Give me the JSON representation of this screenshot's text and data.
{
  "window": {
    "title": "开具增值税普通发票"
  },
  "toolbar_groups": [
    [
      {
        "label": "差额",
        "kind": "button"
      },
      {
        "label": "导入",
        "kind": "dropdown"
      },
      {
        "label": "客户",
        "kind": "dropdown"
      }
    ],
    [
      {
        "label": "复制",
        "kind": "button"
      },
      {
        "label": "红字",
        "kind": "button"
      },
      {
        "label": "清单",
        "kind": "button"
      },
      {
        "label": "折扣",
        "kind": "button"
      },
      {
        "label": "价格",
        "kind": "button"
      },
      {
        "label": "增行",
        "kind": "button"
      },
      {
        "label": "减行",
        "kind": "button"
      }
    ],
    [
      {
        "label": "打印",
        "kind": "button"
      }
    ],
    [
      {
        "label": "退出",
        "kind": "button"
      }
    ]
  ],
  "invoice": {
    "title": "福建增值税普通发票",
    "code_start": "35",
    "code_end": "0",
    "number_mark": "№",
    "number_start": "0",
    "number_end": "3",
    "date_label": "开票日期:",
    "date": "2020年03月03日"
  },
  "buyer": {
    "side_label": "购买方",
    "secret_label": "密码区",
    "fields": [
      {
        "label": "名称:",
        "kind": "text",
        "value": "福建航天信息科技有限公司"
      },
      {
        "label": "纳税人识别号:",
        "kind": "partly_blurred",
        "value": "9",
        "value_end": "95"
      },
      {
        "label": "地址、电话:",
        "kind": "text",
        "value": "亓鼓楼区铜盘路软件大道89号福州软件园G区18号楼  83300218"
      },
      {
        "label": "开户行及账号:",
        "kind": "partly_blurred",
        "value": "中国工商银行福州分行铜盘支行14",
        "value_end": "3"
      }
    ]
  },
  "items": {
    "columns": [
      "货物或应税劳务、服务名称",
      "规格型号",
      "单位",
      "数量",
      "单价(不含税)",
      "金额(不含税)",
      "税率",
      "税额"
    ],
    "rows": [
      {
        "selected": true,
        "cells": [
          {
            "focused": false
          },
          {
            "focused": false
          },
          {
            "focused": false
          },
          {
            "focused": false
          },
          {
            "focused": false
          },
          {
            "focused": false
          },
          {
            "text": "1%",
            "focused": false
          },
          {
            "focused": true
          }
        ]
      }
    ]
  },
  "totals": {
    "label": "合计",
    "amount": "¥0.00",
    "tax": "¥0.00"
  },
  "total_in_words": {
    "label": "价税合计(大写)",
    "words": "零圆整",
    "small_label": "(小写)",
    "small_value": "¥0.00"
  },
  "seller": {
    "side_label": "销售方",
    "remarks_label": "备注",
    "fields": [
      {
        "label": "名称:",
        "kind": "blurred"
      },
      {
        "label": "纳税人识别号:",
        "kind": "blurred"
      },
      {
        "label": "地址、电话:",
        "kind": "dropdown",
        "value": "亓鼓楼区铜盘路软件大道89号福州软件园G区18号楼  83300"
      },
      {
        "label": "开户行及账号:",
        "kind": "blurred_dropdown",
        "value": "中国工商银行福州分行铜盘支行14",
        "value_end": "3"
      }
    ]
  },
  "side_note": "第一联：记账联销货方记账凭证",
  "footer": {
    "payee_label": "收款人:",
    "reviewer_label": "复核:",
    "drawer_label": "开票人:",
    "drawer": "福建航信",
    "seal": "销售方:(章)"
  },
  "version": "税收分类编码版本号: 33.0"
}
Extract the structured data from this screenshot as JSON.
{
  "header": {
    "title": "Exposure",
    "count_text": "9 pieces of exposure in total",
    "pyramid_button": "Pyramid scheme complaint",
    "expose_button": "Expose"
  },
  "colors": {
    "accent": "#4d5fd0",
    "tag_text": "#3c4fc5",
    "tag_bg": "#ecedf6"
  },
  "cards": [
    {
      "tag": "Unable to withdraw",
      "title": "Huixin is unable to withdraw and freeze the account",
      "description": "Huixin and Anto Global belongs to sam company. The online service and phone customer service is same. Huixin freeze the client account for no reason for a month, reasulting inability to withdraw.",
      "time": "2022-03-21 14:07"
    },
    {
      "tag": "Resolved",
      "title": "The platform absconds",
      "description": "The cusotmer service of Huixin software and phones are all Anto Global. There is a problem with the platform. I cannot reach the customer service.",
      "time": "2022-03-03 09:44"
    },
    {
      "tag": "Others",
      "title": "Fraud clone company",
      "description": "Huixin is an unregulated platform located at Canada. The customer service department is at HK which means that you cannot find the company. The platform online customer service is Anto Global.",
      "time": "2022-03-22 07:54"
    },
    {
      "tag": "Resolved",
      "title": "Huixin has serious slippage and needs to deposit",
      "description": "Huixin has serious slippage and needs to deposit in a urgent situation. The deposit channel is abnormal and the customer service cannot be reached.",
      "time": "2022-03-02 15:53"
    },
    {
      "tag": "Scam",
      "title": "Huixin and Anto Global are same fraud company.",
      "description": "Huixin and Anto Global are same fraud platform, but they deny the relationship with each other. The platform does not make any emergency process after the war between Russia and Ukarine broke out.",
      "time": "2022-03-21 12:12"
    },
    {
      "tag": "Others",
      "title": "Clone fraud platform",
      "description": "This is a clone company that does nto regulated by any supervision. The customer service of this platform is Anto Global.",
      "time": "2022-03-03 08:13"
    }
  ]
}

> _Work to be completed_
Extract the data in full. Keep it word for word.

> _Expected answer_
Give me the JSON representation of this screenshot's text and data.
{
  "window": {
    "title": "开具增值税普通发票"
  },
  "toolbar_groups": [
    [
      {
        "label": "差额",
        "kind": "button"
      },
      {
        "label": "导入",
        "kind": "dropdown"
      },
      {
        "label": "客户",
        "kind": "dropdown"
      }
    ],
    [
      {
        "label": "复制",
        "kind": "button"
      },
      {
        "label": "红字",
        "kind": "button"
      },
      {
        "label": "清单",
        "kind": "button"
      },
      {
        "label": "折扣",
        "kind": "button"
      },
      {
        "label": "价格",
        "kind": "button"
      },
      {
        "label": "增行",
        "kind": "button"
      },
      {
        "label": "减行",
        "kind": "button"
      }
    ],
    [
      {
        "label": "打印",
        "kind": "button"
      }
    ],
    [
      {
        "label": "退出",
        "kind": "button"
      }
    ]
  ],
  "invoice": {
    "title": "福建增值税普通发票",
    "code_start": "35",
    "code_end": "0",
    "number_mark": "№",
    "number_start": "0",
    "number_end": "3",
    "date_label": "开票日期:",
    "date": "2020年03月03日"
  },
  "buyer": {
    "side_label": "购买方",
    "secret_label": "密码区",
    "fields": [
      {
        "label": "名称:",
        "kind": "text",
        "value": "福建航天信息科技有限公司"
      },
      {
        "label": "纳税人识别号:",
        "kind": "partly_blurred",
        "value": "9",
        "value_end": "95"
      },
      {
        "label": "地址、电话:",
        "kind": "text",
        "value": "亓鼓楼区铜盘路软件大道89号福州软件园G区18号楼  83300218"
      },
      {
        "label": "开户行及账号:",
        "kind": "partly_blurred",
        "value": "中国工商银行福州分行铜盘支行14",
        "value_end": "3"
      }
    ]
  },
  "items": {
    "columns": [
      "货物或应税劳务、服务名称",
      "规格型号",
      "单位",
      "数量",
      "单价(不含税)",
      "金额(不含税)",
      "税率",
      "税额"
    ],
    "rows": [
      {
        "selected": true,
        "cells": [
          {
            "focused": false
          },
          {
            "focused": false
          },
          {
            "focused": false
          },
          {
            "focused": false
          },
          {
            "focused": false
          },
          {
            "focused": false
          },
          {
            "text": "1%",
            "focused": false
          },
          {
            "focused": true
          }
        ]
      }
    ]
  },
  "totals": {
    "label": "合计",
    "amount": "¥0.00",
    "tax": "¥0.00"
  },
  "total_in_words": {
    "label": "价税合计(大写)",
    "words": "零圆整",
    "small_label": "(小写)",
    "small_value": "¥0.00"
  },
  "seller": {
    "side_label": "销售方",
    "remarks_label": "备注",
    "fields": [
      {
        "label": "名称:",
        "kind": "blurred"
      },
      {
        "label": "纳税人识别号:",
        "kind": "blurred"
      },
      {
        "label": "地址、电话:",
        "kind": "dropdown",
        "value": "亓鼓楼区铜盘路软件大道89号福州软件园G区18号楼  83300"
      },
      {
        "label": "开户行及账号:",
        "kind": "blurred_dropdown",
        "value": "中国工商银行福州分行铜盘支行14",
        "value_end": "3"
      }
    ]
  },
  "side_note": "第一联：记账联销货方记账凭证",
  "footer": {
    "payee_label": "收款人:",
    "reviewer_label": "复核:",
    "drawer_label": "开票人:",
    "drawer": "福建航信",
    "seal": "销售方:(章)"
  },
  "version": "税收分类编码版本号: 33.0"
}
Extract the structured data from this screenshot as JSON.
{
  "header": {
    "title": "Exposure",
    "count_text": "9 pieces of exposure in total",
    "pyramid_button": "Pyramid scheme complaint",
    "expose_button": "Expose"
  },
  "colors": {
    "accent": "#4d5fd0",
    "tag_text": "#3c4fc5",
    "tag_bg": "#ecedf6"
  },
  "cards": [
    {
      "tag": "Unable to withdraw",
      "title": "Huixin is unable to withdraw and freeze the account",
      "description": "Huixin and Anto Global belongs to sam company. The online service and phone customer service is same. Huixin freeze the client account for no reason for a month, reasulting inability to withdraw.",
      "time": "2022-03-21 14:07"
    },
    {
      "tag": "Resolved",
      "title": "The platform absconds",
      "description": "The cusotmer service of Huixin software and phones are all Anto Global. There is a problem with the platform. I cannot reach the customer service.",
      "time": "2022-03-03 09:44"
    },
    {
      "tag": "Others",
      "title": "Fraud clone company",
      "description": "Huixin is an unregulated platform located at Canada. The customer service department is at HK which means that you cannot find the company. The platform online customer service is Anto Global.",
      "time": "2022-03-22 07:54"
    },
    {
      "tag": "Resolved",
      "title": "Huixin has serious slippage and needs to deposit",
      "description": "Huixin has serious slippage and needs to deposit in a urgent situation. The deposit channel is abnormal and the customer service cannot be reached.",
      "time": "2022-03-02 15:53"
    },
    {
      "tag": "Scam",
      "title": "Huixin and Anto Global are same fraud company.",
      "description": "Huixin and Anto Global are same fraud platform, but they deny the relationship with each other. The platform does not make any emergency process after the war between Russia and Ukarine broke out.",
      "time": "2022-03-21 12:12"
    },
    {
      "tag": "Others",
      "title": "Clone fraud platform",
      "description": "This is a clone company that does nto regulated by any supervision. The customer service of this platform is Anto Global.",
      "time": "2022-03-03 08:13"
    }
  ]
}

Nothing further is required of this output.